**WHAT NEEDS TO BE DONE**
Skip the pictures. Copy all the rest of the records down exactly.

[Dataset entries on figures]
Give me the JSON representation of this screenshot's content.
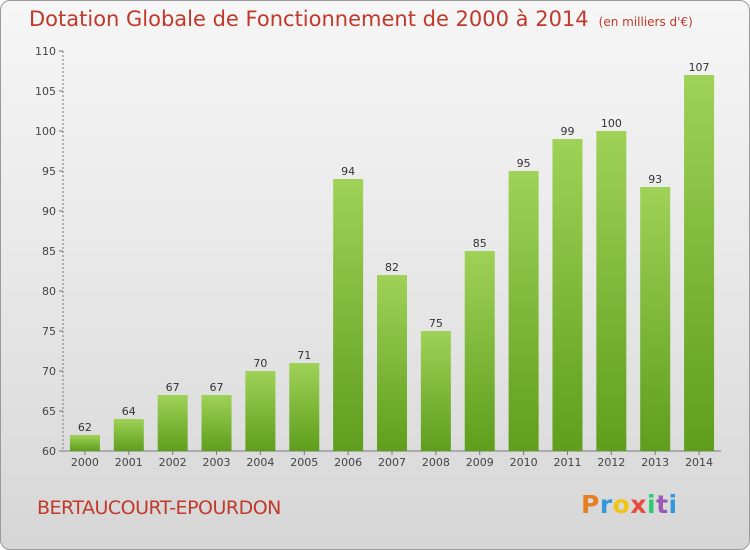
{
  "header": {
    "title": "Dotation Globale de Fonctionnement de 2000 à 2014",
    "subtitle": "(en milliers d'€)"
  },
  "footer": {
    "commune": "BERTAUCOURT-EPOURDON",
    "logo": "Proxiti"
  },
  "colors": {
    "title": "#c0392b",
    "bar_top": "#9fd257",
    "bar_bottom": "#5f9e1c"
  },
  "chart_data": {
    "type": "bar",
    "title": "Dotation Globale de Fonctionnement de 2000 à 2014",
    "subtitle": "(en milliers d'€)",
    "xlabel": "",
    "ylabel": "",
    "categories": [
      "2000",
      "2001",
      "2002",
      "2003",
      "2004",
      "2005",
      "2006",
      "2007",
      "2008",
      "2009",
      "2010",
      "2011",
      "2012",
      "2013",
      "2014"
    ],
    "values": [
      62,
      64,
      67,
      67,
      70,
      71,
      94,
      82,
      75,
      85,
      95,
      99,
      100,
      93,
      107
    ],
    "ylim": [
      60,
      110
    ],
    "yticks": [
      60,
      65,
      70,
      75,
      80,
      85,
      90,
      95,
      100,
      105,
      110
    ],
    "grid": false,
    "data_labels": true
  }
}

**WRITTEN ANSWER**
Give me the JSON representation of this screenshot's content.
{
  "header": {
    "title": "Dotation Globale de Fonctionnement de 2000 à 2014",
    "subtitle": "(en milliers d'€)"
  },
  "footer": {
    "commune": "BERTAUCOURT-EPOURDON",
    "logo": "Proxiti"
  },
  "colors": {
    "title": "#c0392b",
    "bar_top": "#9fd257",
    "bar_bottom": "#5f9e1c"
  },
  "chart_data": {
    "type": "bar",
    "title": "Dotation Globale de Fonctionnement de 2000 à 2014",
    "subtitle": "(en milliers d'€)",
    "xlabel": "",
    "ylabel": "",
    "categories": [
      "2000",
      "2001",
      "2002",
      "2003",
      "2004",
      "2005",
      "2006",
      "2007",
      "2008",
      "2009",
      "2010",
      "2011",
      "2012",
      "2013",
      "2014"
    ],
    "values": [
      62,
      64,
      67,
      67,
      70,
      71,
      94,
      82,
      75,
      85,
      95,
      99,
      100,
      93,
      107
    ],
    "ylim": [
      60,
      110
    ],
    "yticks": [
      60,
      65,
      70,
      75,
      80,
      85,
      90,
      95,
      100,
      105,
      110
    ],
    "grid": false,
    "data_labels": true
  }
}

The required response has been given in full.